### AIM OF THE TASK
For the data that follows, report how many lines contain the word "marker", and nothing else.

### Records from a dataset
__________

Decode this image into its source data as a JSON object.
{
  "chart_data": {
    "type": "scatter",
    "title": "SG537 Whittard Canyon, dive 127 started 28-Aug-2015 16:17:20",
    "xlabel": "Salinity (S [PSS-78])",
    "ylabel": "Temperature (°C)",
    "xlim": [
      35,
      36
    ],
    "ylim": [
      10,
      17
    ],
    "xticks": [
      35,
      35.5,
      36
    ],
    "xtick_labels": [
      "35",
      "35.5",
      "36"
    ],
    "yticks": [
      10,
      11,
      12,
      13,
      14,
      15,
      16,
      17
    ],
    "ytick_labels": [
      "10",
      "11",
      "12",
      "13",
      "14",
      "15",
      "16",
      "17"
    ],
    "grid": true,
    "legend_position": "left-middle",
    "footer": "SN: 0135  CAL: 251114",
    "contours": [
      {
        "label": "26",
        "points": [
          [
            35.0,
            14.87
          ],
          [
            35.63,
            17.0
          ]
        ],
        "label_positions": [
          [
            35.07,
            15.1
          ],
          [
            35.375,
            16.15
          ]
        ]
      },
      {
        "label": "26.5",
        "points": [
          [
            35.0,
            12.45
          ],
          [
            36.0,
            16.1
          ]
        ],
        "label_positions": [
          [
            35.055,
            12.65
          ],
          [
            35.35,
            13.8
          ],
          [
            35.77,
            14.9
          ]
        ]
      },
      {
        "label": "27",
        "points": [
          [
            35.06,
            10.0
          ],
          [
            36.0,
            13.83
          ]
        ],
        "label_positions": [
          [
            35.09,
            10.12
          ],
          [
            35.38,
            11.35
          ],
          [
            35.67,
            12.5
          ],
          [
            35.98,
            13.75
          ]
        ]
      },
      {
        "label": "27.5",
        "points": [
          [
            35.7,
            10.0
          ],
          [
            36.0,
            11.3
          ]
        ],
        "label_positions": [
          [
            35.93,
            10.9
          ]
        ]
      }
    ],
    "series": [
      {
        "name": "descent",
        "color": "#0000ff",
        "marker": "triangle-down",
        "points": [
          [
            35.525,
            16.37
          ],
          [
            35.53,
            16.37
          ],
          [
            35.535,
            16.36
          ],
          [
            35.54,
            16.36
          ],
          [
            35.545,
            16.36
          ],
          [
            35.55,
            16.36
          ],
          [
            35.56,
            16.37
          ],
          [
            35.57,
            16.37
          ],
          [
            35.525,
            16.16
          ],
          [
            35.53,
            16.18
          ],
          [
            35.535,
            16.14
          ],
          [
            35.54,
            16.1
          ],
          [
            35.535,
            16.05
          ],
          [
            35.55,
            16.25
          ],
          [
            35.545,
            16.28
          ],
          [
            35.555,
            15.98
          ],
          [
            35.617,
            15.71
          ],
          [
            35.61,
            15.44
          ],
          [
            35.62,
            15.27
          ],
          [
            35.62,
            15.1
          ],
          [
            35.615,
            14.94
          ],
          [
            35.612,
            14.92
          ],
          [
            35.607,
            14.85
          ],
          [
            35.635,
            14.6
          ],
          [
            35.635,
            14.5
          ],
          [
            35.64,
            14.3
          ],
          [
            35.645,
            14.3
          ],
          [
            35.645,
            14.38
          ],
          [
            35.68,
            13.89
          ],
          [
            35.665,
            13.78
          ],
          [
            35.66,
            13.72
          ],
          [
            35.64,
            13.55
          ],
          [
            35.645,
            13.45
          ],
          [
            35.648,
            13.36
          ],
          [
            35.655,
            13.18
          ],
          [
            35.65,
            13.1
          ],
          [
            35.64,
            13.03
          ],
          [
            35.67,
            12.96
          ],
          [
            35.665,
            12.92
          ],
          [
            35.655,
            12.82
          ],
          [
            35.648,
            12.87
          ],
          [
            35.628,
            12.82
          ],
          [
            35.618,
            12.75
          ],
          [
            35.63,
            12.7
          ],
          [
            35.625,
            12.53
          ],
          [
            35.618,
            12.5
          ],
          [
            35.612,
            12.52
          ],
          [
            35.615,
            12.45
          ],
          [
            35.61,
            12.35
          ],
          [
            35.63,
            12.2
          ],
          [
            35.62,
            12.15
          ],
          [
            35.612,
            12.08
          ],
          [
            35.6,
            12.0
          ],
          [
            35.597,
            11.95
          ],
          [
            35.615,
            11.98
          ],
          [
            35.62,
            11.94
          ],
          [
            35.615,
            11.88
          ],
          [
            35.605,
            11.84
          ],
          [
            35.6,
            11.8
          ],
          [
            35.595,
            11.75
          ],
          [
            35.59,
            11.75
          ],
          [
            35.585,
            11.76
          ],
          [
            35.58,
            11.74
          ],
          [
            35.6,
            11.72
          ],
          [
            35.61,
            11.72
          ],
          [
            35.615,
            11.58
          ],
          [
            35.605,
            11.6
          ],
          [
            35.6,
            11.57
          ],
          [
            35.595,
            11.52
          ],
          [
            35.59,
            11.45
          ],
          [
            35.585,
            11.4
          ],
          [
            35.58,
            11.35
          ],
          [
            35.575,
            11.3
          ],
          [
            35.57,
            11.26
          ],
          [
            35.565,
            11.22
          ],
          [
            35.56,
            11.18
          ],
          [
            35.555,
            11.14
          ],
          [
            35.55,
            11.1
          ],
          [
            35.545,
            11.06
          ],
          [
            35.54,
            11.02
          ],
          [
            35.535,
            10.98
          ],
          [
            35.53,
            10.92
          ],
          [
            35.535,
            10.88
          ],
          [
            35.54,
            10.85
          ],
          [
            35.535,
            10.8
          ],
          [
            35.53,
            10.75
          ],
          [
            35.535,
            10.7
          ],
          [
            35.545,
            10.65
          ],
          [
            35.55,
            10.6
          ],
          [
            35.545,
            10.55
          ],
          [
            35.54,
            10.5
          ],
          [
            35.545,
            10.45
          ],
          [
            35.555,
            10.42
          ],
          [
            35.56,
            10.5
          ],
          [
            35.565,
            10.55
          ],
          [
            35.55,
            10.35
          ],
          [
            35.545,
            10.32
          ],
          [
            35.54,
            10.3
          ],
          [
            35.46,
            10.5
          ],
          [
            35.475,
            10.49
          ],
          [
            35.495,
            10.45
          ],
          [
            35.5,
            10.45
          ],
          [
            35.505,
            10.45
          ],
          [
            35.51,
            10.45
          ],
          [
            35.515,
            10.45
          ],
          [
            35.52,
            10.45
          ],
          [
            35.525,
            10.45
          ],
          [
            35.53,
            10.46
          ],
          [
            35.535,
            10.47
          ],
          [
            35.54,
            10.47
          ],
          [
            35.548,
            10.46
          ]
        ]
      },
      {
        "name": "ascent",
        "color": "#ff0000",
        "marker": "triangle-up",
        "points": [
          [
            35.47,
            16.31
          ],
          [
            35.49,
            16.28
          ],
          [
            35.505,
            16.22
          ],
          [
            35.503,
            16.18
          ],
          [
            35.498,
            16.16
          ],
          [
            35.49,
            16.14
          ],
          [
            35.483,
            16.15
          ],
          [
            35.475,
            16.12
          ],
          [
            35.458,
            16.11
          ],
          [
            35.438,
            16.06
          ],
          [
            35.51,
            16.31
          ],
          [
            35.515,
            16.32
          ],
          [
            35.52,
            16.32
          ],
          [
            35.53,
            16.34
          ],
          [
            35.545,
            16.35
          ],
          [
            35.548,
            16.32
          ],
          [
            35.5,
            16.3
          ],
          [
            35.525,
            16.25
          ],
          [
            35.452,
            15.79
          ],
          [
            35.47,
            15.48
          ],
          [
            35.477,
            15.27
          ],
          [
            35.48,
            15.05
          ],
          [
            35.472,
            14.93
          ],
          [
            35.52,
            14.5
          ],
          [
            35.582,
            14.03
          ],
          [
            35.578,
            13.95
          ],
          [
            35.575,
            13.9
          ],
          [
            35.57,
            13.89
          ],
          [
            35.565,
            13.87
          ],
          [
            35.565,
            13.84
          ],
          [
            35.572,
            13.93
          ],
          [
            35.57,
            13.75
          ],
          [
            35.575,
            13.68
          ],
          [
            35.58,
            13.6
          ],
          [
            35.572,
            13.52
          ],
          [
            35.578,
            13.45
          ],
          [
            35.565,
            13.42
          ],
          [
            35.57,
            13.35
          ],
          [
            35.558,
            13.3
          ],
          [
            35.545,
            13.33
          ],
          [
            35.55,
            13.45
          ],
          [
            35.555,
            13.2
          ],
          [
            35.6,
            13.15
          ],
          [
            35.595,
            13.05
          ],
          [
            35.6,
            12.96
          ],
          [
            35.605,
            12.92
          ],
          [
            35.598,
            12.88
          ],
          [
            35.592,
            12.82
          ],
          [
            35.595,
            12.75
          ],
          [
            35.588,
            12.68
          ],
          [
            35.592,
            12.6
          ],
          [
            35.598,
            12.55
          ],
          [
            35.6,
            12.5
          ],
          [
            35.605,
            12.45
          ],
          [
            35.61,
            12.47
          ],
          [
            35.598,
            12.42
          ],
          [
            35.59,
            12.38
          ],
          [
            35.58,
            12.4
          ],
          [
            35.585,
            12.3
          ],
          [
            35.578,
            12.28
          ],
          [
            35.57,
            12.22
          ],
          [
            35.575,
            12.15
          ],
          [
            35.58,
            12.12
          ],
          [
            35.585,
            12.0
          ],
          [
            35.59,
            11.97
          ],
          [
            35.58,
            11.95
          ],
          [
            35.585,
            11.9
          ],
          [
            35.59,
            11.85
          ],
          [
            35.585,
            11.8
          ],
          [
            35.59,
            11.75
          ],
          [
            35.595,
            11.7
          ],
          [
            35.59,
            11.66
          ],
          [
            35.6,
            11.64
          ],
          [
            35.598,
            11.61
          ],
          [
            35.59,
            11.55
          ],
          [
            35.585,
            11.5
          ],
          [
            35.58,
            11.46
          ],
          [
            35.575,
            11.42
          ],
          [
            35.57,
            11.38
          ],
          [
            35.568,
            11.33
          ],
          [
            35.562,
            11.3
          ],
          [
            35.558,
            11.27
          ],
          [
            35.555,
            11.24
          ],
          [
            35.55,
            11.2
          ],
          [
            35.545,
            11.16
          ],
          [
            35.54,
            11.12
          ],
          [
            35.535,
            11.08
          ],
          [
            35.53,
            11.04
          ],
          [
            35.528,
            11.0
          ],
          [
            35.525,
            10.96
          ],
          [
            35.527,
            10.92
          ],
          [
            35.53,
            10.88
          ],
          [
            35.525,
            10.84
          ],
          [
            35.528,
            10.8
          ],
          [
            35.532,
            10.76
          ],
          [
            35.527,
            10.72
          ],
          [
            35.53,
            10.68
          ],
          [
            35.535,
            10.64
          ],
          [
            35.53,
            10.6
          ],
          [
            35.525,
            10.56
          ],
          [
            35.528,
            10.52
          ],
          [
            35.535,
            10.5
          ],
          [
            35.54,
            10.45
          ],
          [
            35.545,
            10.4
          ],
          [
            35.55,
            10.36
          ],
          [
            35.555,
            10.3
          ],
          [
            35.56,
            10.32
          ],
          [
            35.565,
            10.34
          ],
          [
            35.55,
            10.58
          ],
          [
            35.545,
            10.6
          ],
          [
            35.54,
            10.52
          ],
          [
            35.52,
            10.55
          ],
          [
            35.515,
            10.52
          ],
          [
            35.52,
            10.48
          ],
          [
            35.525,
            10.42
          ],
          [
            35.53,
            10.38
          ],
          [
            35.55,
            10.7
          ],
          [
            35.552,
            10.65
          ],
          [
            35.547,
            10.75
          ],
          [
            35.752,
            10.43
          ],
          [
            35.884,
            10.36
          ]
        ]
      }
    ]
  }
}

__________

### EXERCISE RESPONSE
2